Stored data entries

-- -- --

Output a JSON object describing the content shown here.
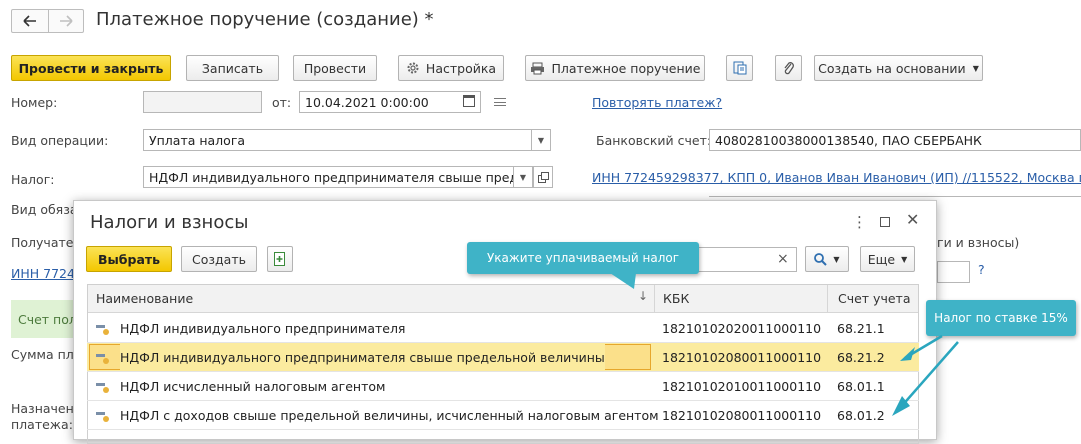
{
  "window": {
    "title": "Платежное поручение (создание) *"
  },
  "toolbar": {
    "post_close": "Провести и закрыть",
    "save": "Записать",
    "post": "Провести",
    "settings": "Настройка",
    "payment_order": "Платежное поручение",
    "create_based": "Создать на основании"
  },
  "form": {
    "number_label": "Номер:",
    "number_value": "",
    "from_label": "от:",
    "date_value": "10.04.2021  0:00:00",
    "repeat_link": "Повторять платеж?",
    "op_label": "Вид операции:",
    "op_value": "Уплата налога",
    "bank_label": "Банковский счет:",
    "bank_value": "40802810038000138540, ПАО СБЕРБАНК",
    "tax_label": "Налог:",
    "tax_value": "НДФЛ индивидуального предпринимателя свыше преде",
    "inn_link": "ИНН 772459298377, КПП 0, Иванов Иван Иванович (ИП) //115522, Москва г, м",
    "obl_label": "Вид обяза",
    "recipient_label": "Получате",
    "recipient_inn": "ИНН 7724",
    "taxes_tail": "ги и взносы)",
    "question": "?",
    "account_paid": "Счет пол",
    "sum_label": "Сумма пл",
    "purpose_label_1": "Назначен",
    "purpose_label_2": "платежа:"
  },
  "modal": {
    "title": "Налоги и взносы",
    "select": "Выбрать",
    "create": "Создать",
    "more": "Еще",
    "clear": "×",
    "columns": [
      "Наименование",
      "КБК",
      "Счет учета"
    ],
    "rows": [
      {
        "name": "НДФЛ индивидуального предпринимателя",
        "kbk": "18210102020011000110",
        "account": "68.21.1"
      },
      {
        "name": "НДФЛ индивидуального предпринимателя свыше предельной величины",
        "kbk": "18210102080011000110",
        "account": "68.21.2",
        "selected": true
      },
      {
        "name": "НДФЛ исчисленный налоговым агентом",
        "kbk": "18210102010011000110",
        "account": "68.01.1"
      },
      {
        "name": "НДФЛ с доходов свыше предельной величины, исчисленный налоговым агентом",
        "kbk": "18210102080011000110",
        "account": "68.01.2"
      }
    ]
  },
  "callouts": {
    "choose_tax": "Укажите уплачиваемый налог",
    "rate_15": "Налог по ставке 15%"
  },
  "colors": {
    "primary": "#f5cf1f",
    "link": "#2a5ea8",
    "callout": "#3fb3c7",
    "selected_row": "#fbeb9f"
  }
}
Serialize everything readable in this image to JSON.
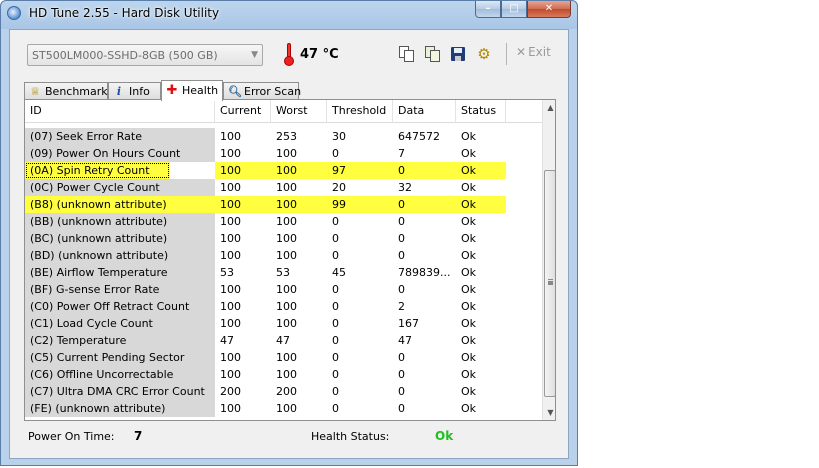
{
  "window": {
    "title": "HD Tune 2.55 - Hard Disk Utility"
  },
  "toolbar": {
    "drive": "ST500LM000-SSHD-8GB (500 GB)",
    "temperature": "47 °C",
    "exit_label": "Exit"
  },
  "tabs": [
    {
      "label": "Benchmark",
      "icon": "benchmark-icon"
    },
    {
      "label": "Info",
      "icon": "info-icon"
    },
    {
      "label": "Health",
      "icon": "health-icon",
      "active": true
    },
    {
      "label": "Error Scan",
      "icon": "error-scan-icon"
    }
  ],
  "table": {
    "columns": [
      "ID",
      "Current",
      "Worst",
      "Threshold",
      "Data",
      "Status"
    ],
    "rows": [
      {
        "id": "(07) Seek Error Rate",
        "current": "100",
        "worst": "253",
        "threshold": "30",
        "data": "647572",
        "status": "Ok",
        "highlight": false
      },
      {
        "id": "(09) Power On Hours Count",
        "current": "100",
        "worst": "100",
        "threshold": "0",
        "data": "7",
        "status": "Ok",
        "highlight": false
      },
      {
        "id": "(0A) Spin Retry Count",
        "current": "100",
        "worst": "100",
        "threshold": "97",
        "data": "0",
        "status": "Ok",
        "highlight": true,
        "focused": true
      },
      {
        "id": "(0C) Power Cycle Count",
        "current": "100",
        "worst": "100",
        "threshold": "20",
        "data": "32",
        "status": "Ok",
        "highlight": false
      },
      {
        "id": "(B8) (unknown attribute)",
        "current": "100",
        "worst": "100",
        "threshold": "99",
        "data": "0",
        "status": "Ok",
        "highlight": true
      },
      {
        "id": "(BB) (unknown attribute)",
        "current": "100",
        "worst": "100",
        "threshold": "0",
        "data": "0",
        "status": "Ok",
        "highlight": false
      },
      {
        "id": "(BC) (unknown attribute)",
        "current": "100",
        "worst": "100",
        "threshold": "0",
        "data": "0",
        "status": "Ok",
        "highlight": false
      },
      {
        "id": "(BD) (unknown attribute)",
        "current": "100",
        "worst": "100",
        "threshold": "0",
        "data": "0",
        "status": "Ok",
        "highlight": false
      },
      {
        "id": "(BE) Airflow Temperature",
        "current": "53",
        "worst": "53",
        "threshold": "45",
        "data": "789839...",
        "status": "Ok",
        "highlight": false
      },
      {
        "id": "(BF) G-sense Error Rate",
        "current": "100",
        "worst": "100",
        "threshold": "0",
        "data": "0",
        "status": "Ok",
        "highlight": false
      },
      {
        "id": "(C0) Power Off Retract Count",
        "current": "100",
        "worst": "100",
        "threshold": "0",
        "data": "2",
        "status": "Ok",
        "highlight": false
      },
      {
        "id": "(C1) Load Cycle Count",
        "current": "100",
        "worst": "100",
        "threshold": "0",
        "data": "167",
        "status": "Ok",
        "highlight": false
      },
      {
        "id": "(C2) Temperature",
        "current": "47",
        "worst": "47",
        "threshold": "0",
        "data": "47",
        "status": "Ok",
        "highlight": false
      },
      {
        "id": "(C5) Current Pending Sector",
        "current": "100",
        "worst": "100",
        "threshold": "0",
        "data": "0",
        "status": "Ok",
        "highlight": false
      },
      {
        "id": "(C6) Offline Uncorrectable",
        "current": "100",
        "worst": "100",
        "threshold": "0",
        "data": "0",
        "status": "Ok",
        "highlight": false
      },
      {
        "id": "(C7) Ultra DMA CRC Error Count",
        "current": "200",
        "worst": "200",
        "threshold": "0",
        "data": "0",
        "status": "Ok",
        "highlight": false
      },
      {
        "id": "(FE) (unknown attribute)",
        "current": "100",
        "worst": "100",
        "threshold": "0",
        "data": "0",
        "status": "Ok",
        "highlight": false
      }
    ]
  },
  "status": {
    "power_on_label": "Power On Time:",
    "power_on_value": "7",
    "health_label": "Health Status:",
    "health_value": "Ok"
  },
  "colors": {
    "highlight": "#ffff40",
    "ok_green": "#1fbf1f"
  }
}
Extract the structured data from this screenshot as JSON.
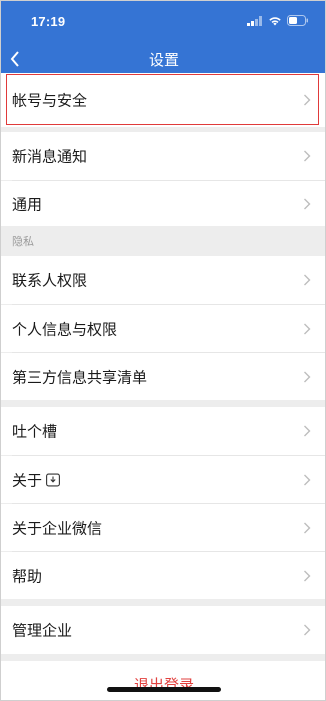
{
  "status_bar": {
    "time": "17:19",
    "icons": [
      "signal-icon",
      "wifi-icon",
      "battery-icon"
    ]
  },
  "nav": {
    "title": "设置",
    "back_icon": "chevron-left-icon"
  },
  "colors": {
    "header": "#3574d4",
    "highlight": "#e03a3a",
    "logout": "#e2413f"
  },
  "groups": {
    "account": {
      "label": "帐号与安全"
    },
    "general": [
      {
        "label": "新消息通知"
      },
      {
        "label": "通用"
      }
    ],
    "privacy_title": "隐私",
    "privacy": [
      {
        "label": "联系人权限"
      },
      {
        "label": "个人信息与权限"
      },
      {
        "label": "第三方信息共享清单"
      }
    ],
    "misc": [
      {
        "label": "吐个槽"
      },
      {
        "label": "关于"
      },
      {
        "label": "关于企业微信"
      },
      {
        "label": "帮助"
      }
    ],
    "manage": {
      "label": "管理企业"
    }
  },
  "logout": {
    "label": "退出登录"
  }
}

-- -- --

• **TASK**: Go through the listing above and write it all out exactly, leaving out any picture.

• **WRITTEN SOLUTION**:
Output a JSON object describing the content shown here.
{
  "window": {
    "title": "Платежное поручение (создание) *"
  },
  "toolbar": {
    "post_close": "Провести и закрыть",
    "save": "Записать",
    "post": "Провести",
    "settings": "Настройка",
    "payment_order": "Платежное поручение",
    "create_based": "Создать на основании"
  },
  "form": {
    "number_label": "Номер:",
    "number_value": "",
    "from_label": "от:",
    "date_value": "10.04.2021  0:00:00",
    "repeat_link": "Повторять платеж?",
    "op_label": "Вид операции:",
    "op_value": "Уплата налога",
    "bank_label": "Банковский счет:",
    "bank_value": "40802810038000138540, ПАО СБЕРБАНК",
    "tax_label": "Налог:",
    "tax_value": "НДФЛ индивидуального предпринимателя свыше преде",
    "inn_link": "ИНН 772459298377, КПП 0, Иванов Иван Иванович (ИП) //115522, Москва г, м",
    "obl_label": "Вид обяза",
    "recipient_label": "Получате",
    "recipient_inn": "ИНН 7724",
    "taxes_tail": "ги и взносы)",
    "question": "?",
    "account_paid": "Счет пол",
    "sum_label": "Сумма пл",
    "purpose_label_1": "Назначен",
    "purpose_label_2": "платежа:"
  },
  "modal": {
    "title": "Налоги и взносы",
    "select": "Выбрать",
    "create": "Создать",
    "more": "Еще",
    "clear": "×",
    "columns": [
      "Наименование",
      "КБК",
      "Счет учета"
    ],
    "rows": [
      {
        "name": "НДФЛ индивидуального предпринимателя",
        "kbk": "18210102020011000110",
        "account": "68.21.1"
      },
      {
        "name": "НДФЛ индивидуального предпринимателя свыше предельной величины",
        "kbk": "18210102080011000110",
        "account": "68.21.2",
        "selected": true
      },
      {
        "name": "НДФЛ исчисленный налоговым агентом",
        "kbk": "18210102010011000110",
        "account": "68.01.1"
      },
      {
        "name": "НДФЛ с доходов свыше предельной величины, исчисленный налоговым агентом",
        "kbk": "18210102080011000110",
        "account": "68.01.2"
      }
    ]
  },
  "callouts": {
    "choose_tax": "Укажите уплачиваемый налог",
    "rate_15": "Налог по ставке 15%"
  },
  "colors": {
    "primary": "#f5cf1f",
    "link": "#2a5ea8",
    "callout": "#3fb3c7",
    "selected_row": "#fbeb9f"
  }
}
Serialize everything readable in this image to JSON.
{
  "window": {
    "title": "HD Tune 2.55 - Hard Disk Utility"
  },
  "toolbar": {
    "drive": "ST500LM000-SSHD-8GB (500 GB)",
    "temperature": "47 °C",
    "exit_label": "Exit"
  },
  "tabs": [
    {
      "label": "Benchmark",
      "icon": "benchmark-icon"
    },
    {
      "label": "Info",
      "icon": "info-icon"
    },
    {
      "label": "Health",
      "icon": "health-icon",
      "active": true
    },
    {
      "label": "Error Scan",
      "icon": "error-scan-icon"
    }
  ],
  "table": {
    "columns": [
      "ID",
      "Current",
      "Worst",
      "Threshold",
      "Data",
      "Status"
    ],
    "rows": [
      {
        "id": "(07) Seek Error Rate",
        "current": "100",
        "worst": "253",
        "threshold": "30",
        "data": "647572",
        "status": "Ok",
        "highlight": false
      },
      {
        "id": "(09) Power On Hours Count",
        "current": "100",
        "worst": "100",
        "threshold": "0",
        "data": "7",
        "status": "Ok",
        "highlight": false
      },
      {
        "id": "(0A) Spin Retry Count",
        "current": "100",
        "worst": "100",
        "threshold": "97",
        "data": "0",
        "status": "Ok",
        "highlight": true,
        "focused": true
      },
      {
        "id": "(0C) Power Cycle Count",
        "current": "100",
        "worst": "100",
        "threshold": "20",
        "data": "32",
        "status": "Ok",
        "highlight": false
      },
      {
        "id": "(B8) (unknown attribute)",
        "current": "100",
        "worst": "100",
        "threshold": "99",
        "data": "0",
        "status": "Ok",
        "highlight": true
      },
      {
        "id": "(BB) (unknown attribute)",
        "current": "100",
        "worst": "100",
        "threshold": "0",
        "data": "0",
        "status": "Ok",
        "highlight": false
      },
      {
        "id": "(BC) (unknown attribute)",
        "current": "100",
        "worst": "100",
        "threshold": "0",
        "data": "0",
        "status": "Ok",
        "highlight": false
      },
      {
        "id": "(BD) (unknown attribute)",
        "current": "100",
        "worst": "100",
        "threshold": "0",
        "data": "0",
        "status": "Ok",
        "highlight": false
      },
      {
        "id": "(BE) Airflow Temperature",
        "current": "53",
        "worst": "53",
        "threshold": "45",
        "data": "789839...",
        "status": "Ok",
        "highlight": false
      },
      {
        "id": "(BF) G-sense Error Rate",
        "current": "100",
        "worst": "100",
        "threshold": "0",
        "data": "0",
        "status": "Ok",
        "highlight": false
      },
      {
        "id": "(C0) Power Off Retract Count",
        "current": "100",
        "worst": "100",
        "threshold": "0",
        "data": "2",
        "status": "Ok",
        "highlight": false
      },
      {
        "id": "(C1) Load Cycle Count",
        "current": "100",
        "worst": "100",
        "threshold": "0",
        "data": "167",
        "status": "Ok",
        "highlight": false
      },
      {
        "id": "(C2) Temperature",
        "current": "47",
        "worst": "47",
        "threshold": "0",
        "data": "47",
        "status": "Ok",
        "highlight": false
      },
      {
        "id": "(C5) Current Pending Sector",
        "current": "100",
        "worst": "100",
        "threshold": "0",
        "data": "0",
        "status": "Ok",
        "highlight": false
      },
      {
        "id": "(C6) Offline Uncorrectable",
        "current": "100",
        "worst": "100",
        "threshold": "0",
        "data": "0",
        "status": "Ok",
        "highlight": false
      },
      {
        "id": "(C7) Ultra DMA CRC Error Count",
        "current": "200",
        "worst": "200",
        "threshold": "0",
        "data": "0",
        "status": "Ok",
        "highlight": false
      },
      {
        "id": "(FE) (unknown attribute)",
        "current": "100",
        "worst": "100",
        "threshold": "0",
        "data": "0",
        "status": "Ok",
        "highlight": false
      }
    ]
  },
  "status": {
    "power_on_label": "Power On Time:",
    "power_on_value": "7",
    "health_label": "Health Status:",
    "health_value": "Ok"
  },
  "colors": {
    "highlight": "#ffff40",
    "ok_green": "#1fbf1f"
  }
}
Extract the structured data from this screenshot as JSON.
{
  "status_bar": {
    "time": "17:19",
    "icons": [
      "signal-icon",
      "wifi-icon",
      "battery-icon"
    ]
  },
  "nav": {
    "title": "设置",
    "back_icon": "chevron-left-icon"
  },
  "colors": {
    "header": "#3574d4",
    "highlight": "#e03a3a",
    "logout": "#e2413f"
  },
  "groups": {
    "account": {
      "label": "帐号与安全"
    },
    "general": [
      {
        "label": "新消息通知"
      },
      {
        "label": "通用"
      }
    ],
    "privacy_title": "隐私",
    "privacy": [
      {
        "label": "联系人权限"
      },
      {
        "label": "个人信息与权限"
      },
      {
        "label": "第三方信息共享清单"
      }
    ],
    "misc": [
      {
        "label": "吐个槽"
      },
      {
        "label": "关于"
      },
      {
        "label": "关于企业微信"
      },
      {
        "label": "帮助"
      }
    ],
    "manage": {
      "label": "管理企业"
    }
  },
  "logout": {
    "label": "退出登录"
  }
}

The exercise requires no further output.